:: EXTRACT TO READ ::
----

Community-Based Rsrch&Prac

This course will introduce students to theoretical frameworks, controversies, methods, and other topics of community-based research and practice in the anthropological tradition. Students will understand the history of applied anthropology, critiques of anthropology coming from the global south, and critical epistemological approaches of contemporary engaged researchers and practitioners.

Pro-Seminar in Anthropology

This course introduces incoming graduate students in anthropology to the philosophies, research issues, and day-to-day practices of the department of anthropology at UMass Amherst. Basic skills in writing research proposals, cv's, and formulating career goals are emphasized. Enrollment is restricted to incoming students in the Department of Anthropology.

S- Oligarchy

This course is open to students who are engaged or wish to be engaged in organizing for more democratic societies and institutions. The class is offered in conjunction with the Feinberg Family Distinguished Lecture series, which will host talks on the theme of "oligarchy" throughout the academic year. Students will attend (synchronously or asynchronously) 4-5 events in the series. We will meet together to talk about diverse historical and contemporary iterations of and struggles against oligarchy, with an emphasis on how these events might inform our own collective struggles.

Critical Knowledge Practices

This course is designed for people who are actively attempting to teach, conduct research, or do social change work in a way that engages and cultivates the knowledge of marginalized communities. Organized efforts of marginalized people to produce collective knowledge and to make their knowledge matter have bubbled up in and been transported to many places and spaces across the globe, from rural Chiapas to rural Denmark, Appalachia to the Bronx, Brazil to Tanzania, the World Bank to the World Social Forum.

----

:: ENTRIES PROVIDED ::
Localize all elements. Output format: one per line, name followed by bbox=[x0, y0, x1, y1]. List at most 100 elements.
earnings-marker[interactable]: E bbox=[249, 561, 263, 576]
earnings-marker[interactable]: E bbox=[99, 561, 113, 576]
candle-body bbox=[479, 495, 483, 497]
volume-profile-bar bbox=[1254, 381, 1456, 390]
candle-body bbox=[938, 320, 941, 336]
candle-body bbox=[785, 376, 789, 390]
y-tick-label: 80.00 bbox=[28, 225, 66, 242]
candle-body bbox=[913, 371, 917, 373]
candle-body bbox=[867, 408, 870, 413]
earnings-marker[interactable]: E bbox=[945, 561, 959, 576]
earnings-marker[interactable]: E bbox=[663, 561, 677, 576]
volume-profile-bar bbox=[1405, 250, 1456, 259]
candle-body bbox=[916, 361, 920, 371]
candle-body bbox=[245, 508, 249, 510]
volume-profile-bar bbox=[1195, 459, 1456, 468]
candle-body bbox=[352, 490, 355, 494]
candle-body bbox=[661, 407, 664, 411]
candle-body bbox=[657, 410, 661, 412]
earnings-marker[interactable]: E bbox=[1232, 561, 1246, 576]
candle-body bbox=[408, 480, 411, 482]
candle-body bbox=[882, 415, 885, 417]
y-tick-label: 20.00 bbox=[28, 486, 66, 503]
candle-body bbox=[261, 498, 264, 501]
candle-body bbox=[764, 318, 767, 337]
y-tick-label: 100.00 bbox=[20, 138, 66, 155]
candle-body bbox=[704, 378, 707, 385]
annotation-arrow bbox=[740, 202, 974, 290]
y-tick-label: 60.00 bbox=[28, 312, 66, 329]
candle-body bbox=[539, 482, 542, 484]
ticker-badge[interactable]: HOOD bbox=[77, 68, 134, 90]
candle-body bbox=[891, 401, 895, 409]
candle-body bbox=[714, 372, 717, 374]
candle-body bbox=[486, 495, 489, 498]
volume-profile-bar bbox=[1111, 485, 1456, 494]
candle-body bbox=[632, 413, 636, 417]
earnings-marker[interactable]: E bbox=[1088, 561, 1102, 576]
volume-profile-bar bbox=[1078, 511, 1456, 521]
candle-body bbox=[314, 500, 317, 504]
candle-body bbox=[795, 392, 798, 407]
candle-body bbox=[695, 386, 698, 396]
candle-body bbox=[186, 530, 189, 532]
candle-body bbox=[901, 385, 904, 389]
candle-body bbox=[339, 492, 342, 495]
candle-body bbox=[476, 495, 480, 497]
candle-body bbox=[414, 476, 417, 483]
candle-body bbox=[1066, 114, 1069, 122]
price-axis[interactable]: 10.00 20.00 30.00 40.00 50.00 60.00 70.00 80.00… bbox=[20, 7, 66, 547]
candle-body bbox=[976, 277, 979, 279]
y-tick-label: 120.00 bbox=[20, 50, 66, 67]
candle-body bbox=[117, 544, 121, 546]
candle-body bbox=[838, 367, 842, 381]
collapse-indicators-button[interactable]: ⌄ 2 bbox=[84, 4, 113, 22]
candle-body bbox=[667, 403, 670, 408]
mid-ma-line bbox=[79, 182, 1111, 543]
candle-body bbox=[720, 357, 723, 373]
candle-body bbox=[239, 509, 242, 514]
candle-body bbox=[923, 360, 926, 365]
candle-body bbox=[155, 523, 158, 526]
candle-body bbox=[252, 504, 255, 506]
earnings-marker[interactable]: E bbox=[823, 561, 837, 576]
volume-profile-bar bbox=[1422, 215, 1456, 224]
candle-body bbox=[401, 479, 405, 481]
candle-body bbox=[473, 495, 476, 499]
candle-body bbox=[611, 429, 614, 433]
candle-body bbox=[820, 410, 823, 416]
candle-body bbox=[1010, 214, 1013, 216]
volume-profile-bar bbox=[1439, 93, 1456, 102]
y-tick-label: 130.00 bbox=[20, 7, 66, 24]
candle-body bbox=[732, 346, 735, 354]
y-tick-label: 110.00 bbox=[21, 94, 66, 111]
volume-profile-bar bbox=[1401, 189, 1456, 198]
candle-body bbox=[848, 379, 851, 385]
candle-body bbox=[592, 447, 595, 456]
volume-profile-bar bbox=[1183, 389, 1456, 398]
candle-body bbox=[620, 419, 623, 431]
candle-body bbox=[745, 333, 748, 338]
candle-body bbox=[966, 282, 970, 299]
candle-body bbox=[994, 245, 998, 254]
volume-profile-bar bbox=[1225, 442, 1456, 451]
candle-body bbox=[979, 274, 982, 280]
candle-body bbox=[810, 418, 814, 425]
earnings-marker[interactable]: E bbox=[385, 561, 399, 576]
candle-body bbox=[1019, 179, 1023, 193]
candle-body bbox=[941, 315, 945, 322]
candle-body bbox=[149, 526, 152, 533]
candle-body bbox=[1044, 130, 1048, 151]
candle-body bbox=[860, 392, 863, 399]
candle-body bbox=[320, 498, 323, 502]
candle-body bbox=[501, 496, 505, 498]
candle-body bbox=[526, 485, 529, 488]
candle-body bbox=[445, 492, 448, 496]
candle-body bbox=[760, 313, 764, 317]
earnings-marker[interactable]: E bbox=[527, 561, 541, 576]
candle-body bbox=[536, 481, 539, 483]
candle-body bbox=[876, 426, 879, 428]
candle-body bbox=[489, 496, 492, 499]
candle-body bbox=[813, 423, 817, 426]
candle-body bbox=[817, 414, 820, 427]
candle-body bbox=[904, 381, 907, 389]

----

Reproduce a passage of the course descriptions word for word, starting with "This course will" and going on through "Department of Anthropology.".

:: COMPLETED TASK ::
This course will introduce students to theoretical frameworks, controversies, methods, and other topics of community-based research and practice in the anthropological tradition. Students will understand the history of applied anthropology, critiques of anthropology coming from the global south, and critical epistemological approaches of contemporary engaged researchers and practitioners.

Pro-Seminar in Anthropology

This course introduces incoming graduate students in anthropology to the philosophies, research issues, and day-to-day practices of the department of anthropology at UMass Amherst. Basic skills in writing research proposals, cv's, and formulating career goals are emphasized. Enrollment is restricted to incoming students in the Department of Anthropology.